Raw records:
§ §
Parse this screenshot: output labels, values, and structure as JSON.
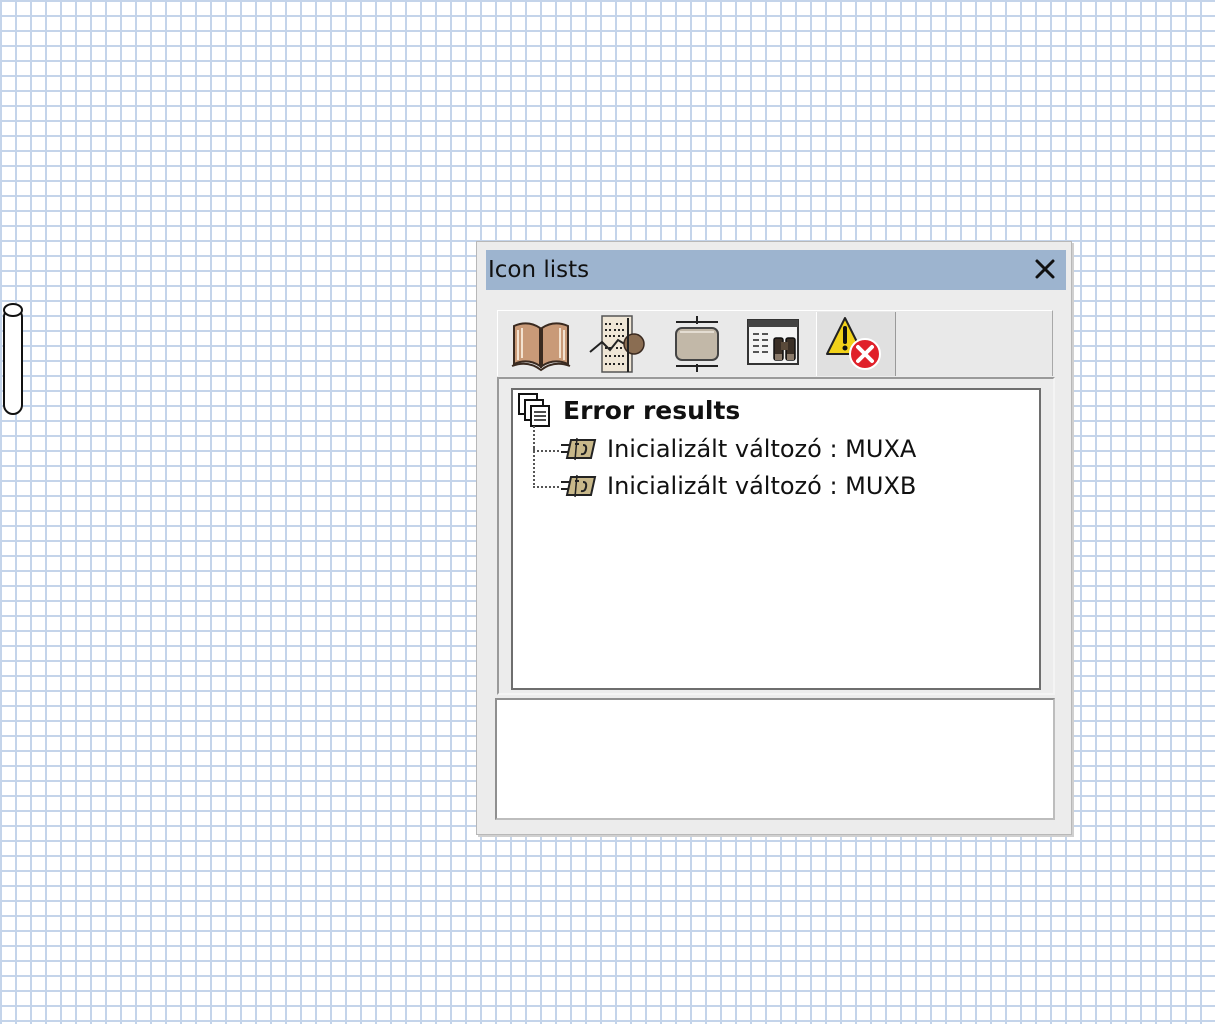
{
  "window": {
    "title": "Icon lists"
  },
  "toolbar": {
    "tools": [
      {
        "icon": "book-icon"
      },
      {
        "icon": "schematic-diagram-icon"
      },
      {
        "icon": "component-icon"
      },
      {
        "icon": "search-browser-icon"
      },
      {
        "icon": "warning-error-icon",
        "active": true
      }
    ]
  },
  "tree": {
    "root_label": "Error results",
    "items": [
      {
        "label": "Inicializált változó : MUXA",
        "icon": "variable-tag-icon"
      },
      {
        "label": "Inicializált változó : MUXB",
        "icon": "variable-tag-icon"
      }
    ]
  },
  "colors": {
    "grid_line": "#c4d4ea",
    "titlebar": "#9db4cf",
    "panel": "#ececec",
    "error_red": "#e0202a",
    "warning_yellow": "#f2d21a"
  }
}
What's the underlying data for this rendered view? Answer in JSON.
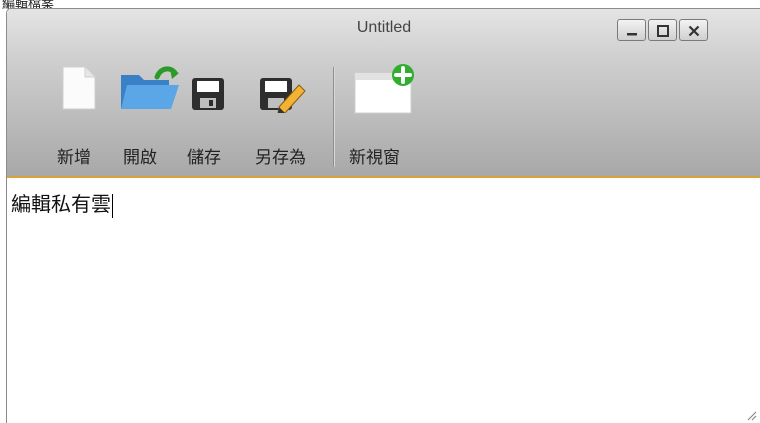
{
  "window": {
    "title": "Untitled"
  },
  "toolbar": {
    "new_label": "新增",
    "open_label": "開啟",
    "save_label": "儲存",
    "save_as_label": "另存為",
    "new_window_label": "新視窗"
  },
  "editor": {
    "content": "編輯私有雲"
  },
  "icons": {
    "new": "blank-document-icon",
    "open": "open-folder-icon",
    "save": "floppy-disk-icon",
    "save_as": "floppy-pencil-icon",
    "new_window": "window-plus-icon",
    "minimize": "minimize-icon",
    "maximize": "maximize-icon",
    "close": "close-icon"
  },
  "colors": {
    "titlebar_top": "#e4e4e4",
    "titlebar_bottom": "#a8a8a8",
    "editor_focus_border": "#d8a23a",
    "folder_blue": "#4a93d6",
    "add_green": "#2fae2f"
  }
}
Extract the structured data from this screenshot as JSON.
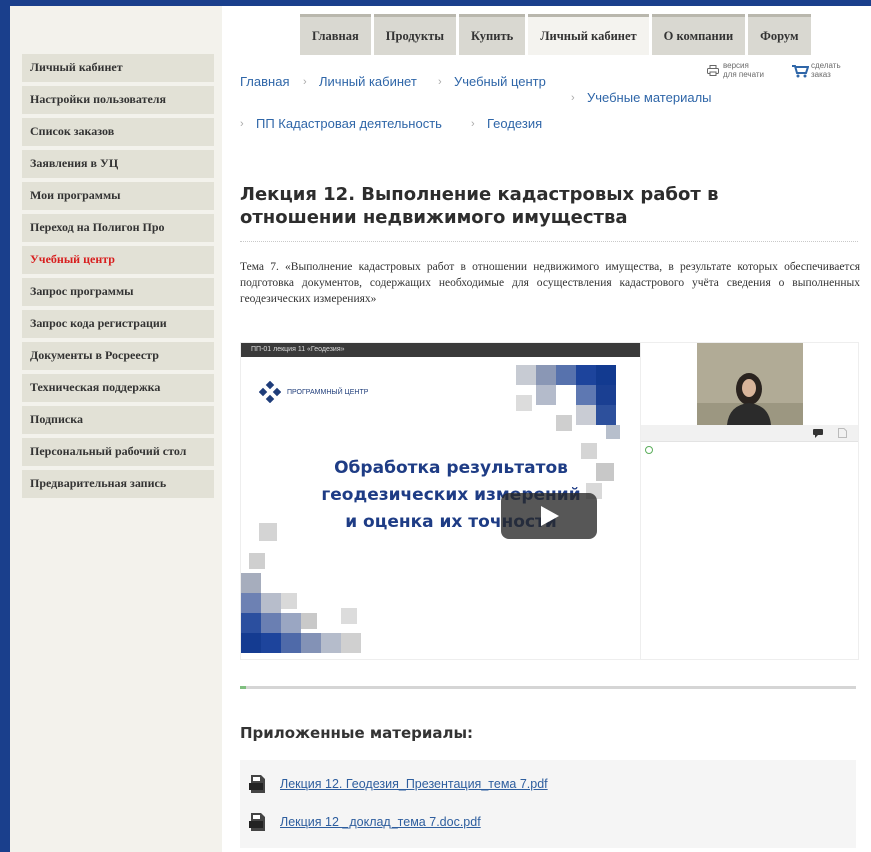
{
  "topnav": [
    "Главная",
    "Продукты",
    "Купить",
    "Личный кабинет",
    "О компании",
    "Форум"
  ],
  "sidebar": [
    "Личный кабинет",
    "Настройки пользователя",
    "Список заказов",
    "Заявления в УЦ",
    "Мои программы",
    "Переход на Полигон Про",
    "Учебный центр",
    "Запрос программы",
    "Запрос кода регистрации",
    "Документы в Росреестр",
    "Техническая поддержка",
    "Подписка",
    "Персональный рабочий стол",
    "Предварительная запись"
  ],
  "breadcrumb": [
    "Главная",
    "Личный кабинет",
    "Учебный центр",
    "Учебные материалы",
    "ПП Кадастровая деятельность",
    "Геодезия"
  ],
  "tools": {
    "print_line1": "версия",
    "print_line2": "для печати",
    "order_line1": "сделать",
    "order_line2": "заказ"
  },
  "title": "Лекция 12. Выполнение кадастровых работ в отношении недвижимого имущества",
  "topic": "Тема 7. «Выполнение кадастровых работ в отношении недвижимого имущества, в результате которых обеспечивается подготовка документов, содержащих необходимые для осуществления кадастрового учёта сведения о выполненных геодезических измерениях»",
  "video": {
    "bar_text": "ПП-01 лекция 11 «Геодезия»",
    "brand": "ПРОГРАММНЫЙ ЦЕНТР",
    "heading_1": "Обработка результатов",
    "heading_2": "геодезических измерений",
    "heading_3": "и оценка их точности",
    "progress": 0.01
  },
  "materials_title": "Приложенные материалы:",
  "files": [
    "Лекция 12. Геодезия_Презентация_тема 7.pdf",
    "Лекция 12 _доклад_тема 7.doc.pdf"
  ]
}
§ §
#### [EXERCISE TASK]
Exactly how many lines contain "változó"? State the number and nothing else.

#### [RESULT]
2